Identify all lines in the data containing the string "timestamp". Copy them out.

-------- Material for the task

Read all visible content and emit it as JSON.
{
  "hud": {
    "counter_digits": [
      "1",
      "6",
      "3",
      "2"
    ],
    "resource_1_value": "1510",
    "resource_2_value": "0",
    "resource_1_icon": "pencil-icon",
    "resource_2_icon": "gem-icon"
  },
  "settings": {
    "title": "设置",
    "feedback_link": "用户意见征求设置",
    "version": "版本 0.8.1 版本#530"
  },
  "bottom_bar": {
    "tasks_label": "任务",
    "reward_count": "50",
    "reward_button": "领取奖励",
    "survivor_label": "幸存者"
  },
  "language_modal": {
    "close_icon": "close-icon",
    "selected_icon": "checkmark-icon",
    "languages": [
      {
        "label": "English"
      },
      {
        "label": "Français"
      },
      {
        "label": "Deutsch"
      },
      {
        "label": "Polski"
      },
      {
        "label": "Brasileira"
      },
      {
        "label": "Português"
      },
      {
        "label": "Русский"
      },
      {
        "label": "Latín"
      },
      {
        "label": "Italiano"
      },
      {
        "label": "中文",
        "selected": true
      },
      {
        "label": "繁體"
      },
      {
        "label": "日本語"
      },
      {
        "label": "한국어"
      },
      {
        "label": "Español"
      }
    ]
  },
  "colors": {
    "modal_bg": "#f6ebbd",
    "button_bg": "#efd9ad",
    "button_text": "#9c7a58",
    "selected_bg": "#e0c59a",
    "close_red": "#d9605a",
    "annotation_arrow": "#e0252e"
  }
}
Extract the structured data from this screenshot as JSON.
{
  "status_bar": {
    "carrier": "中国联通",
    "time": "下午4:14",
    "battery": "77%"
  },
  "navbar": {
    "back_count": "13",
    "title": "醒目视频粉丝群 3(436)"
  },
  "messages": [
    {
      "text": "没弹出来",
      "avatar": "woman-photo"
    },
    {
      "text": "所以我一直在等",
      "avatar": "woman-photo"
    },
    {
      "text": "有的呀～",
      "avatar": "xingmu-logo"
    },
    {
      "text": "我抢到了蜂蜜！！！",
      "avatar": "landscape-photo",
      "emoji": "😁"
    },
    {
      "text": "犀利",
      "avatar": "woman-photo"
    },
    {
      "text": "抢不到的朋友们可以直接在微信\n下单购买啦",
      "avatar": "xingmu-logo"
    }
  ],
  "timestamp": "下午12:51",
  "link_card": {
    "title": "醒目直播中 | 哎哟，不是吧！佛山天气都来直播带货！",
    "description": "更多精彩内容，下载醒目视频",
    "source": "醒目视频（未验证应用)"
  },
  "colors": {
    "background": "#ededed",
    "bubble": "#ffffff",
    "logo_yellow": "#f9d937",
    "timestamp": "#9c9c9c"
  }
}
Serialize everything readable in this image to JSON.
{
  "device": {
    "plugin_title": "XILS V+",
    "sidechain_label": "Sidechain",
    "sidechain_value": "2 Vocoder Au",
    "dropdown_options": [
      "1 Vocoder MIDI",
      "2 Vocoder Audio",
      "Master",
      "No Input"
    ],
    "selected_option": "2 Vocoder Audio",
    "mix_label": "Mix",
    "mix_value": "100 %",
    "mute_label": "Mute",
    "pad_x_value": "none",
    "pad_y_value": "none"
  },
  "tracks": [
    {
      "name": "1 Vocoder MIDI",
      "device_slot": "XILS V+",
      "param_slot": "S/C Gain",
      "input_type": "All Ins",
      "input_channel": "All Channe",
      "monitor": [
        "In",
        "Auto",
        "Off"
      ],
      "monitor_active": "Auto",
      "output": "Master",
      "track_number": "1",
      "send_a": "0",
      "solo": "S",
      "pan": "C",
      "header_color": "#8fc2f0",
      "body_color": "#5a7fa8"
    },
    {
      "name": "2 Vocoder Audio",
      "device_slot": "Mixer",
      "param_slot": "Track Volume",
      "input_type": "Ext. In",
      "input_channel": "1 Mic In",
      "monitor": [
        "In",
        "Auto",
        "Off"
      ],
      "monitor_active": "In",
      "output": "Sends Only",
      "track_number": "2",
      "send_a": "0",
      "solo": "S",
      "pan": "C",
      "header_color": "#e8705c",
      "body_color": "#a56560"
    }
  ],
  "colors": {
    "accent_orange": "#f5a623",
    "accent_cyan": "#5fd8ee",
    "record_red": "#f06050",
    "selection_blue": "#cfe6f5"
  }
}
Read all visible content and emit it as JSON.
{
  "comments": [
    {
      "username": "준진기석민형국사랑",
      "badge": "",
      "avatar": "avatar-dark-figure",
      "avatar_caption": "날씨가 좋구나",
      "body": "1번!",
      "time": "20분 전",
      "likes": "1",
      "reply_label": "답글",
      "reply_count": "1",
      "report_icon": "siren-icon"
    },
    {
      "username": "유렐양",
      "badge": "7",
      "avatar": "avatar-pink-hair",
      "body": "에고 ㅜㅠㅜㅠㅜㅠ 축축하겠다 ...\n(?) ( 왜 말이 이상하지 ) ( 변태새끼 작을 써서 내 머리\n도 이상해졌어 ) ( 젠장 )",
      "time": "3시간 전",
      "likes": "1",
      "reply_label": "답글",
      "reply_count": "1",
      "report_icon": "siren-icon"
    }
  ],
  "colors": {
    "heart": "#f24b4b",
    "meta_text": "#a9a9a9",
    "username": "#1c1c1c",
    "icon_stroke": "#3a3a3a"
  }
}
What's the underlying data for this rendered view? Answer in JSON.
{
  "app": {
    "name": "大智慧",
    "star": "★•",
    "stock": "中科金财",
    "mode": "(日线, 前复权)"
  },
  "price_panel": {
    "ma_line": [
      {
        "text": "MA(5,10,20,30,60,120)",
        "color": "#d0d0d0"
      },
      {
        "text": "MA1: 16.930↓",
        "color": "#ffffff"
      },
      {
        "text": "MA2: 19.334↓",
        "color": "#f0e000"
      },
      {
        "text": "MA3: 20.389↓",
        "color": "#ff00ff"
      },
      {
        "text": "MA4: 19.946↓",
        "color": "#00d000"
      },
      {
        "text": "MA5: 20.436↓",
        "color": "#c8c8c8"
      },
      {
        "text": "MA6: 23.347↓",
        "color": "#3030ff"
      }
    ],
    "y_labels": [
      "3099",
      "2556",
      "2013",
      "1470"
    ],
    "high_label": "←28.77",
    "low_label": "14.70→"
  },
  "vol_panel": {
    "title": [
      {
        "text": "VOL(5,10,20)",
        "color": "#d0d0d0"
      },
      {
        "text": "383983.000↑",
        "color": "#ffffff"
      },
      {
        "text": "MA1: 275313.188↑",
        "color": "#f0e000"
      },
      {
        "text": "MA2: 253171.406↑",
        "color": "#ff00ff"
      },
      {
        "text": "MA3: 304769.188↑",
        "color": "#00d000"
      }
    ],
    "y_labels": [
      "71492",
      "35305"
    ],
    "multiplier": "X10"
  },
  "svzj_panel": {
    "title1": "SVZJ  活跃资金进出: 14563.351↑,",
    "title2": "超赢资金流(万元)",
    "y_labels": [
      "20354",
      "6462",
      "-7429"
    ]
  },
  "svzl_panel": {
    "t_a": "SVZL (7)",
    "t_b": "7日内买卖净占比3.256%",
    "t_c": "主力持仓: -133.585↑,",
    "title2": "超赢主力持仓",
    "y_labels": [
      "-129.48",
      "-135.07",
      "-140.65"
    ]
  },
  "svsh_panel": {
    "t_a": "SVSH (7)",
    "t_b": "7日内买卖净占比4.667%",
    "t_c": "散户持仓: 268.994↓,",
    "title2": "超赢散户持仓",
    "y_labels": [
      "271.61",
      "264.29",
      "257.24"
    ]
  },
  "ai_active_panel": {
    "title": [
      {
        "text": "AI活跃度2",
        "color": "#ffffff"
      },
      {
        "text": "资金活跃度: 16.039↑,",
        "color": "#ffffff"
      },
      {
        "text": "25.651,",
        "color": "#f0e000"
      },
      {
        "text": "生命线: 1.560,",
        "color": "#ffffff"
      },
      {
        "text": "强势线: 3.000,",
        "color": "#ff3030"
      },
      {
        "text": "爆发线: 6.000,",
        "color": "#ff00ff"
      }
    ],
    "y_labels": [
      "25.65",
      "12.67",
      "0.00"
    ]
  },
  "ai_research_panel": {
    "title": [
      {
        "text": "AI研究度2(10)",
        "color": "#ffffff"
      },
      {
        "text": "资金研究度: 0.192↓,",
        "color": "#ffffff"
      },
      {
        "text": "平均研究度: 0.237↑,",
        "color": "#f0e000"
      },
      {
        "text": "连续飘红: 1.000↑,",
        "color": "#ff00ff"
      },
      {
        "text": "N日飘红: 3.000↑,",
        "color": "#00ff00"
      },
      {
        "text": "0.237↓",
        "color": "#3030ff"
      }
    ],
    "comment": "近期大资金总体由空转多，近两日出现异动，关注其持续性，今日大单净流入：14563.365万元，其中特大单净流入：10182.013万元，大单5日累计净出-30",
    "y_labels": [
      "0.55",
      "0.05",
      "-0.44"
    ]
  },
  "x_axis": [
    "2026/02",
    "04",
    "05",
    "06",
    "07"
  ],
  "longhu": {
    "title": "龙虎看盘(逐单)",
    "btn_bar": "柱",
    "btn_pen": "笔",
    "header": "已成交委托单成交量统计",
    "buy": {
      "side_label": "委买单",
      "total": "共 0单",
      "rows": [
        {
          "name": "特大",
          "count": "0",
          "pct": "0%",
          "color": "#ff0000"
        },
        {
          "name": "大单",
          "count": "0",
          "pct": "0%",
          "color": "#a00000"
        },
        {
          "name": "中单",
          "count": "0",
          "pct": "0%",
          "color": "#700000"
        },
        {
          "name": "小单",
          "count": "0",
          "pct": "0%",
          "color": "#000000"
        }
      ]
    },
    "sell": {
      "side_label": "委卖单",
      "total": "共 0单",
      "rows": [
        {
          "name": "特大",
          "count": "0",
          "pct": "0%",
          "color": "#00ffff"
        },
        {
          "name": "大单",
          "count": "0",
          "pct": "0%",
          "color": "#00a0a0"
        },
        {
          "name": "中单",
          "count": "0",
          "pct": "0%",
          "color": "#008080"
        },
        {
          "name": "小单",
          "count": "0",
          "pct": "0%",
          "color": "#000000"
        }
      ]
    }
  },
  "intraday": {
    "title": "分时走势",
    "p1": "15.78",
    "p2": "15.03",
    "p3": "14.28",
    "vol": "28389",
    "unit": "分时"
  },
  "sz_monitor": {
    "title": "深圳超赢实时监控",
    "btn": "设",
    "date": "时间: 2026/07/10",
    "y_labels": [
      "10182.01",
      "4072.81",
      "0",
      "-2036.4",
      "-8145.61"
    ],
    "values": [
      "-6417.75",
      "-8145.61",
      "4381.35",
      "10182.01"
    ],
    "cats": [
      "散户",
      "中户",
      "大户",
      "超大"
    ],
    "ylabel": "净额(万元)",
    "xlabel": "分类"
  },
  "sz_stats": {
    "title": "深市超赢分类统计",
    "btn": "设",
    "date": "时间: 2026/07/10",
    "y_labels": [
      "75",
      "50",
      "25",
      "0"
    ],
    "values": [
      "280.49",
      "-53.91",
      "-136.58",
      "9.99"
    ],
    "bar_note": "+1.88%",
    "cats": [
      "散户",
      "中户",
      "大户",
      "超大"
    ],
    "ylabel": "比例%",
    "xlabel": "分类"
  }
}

----------------

-- Exercise solution --
  "timestamp": "下午12:51",
    "timestamp": "#9c9c9c"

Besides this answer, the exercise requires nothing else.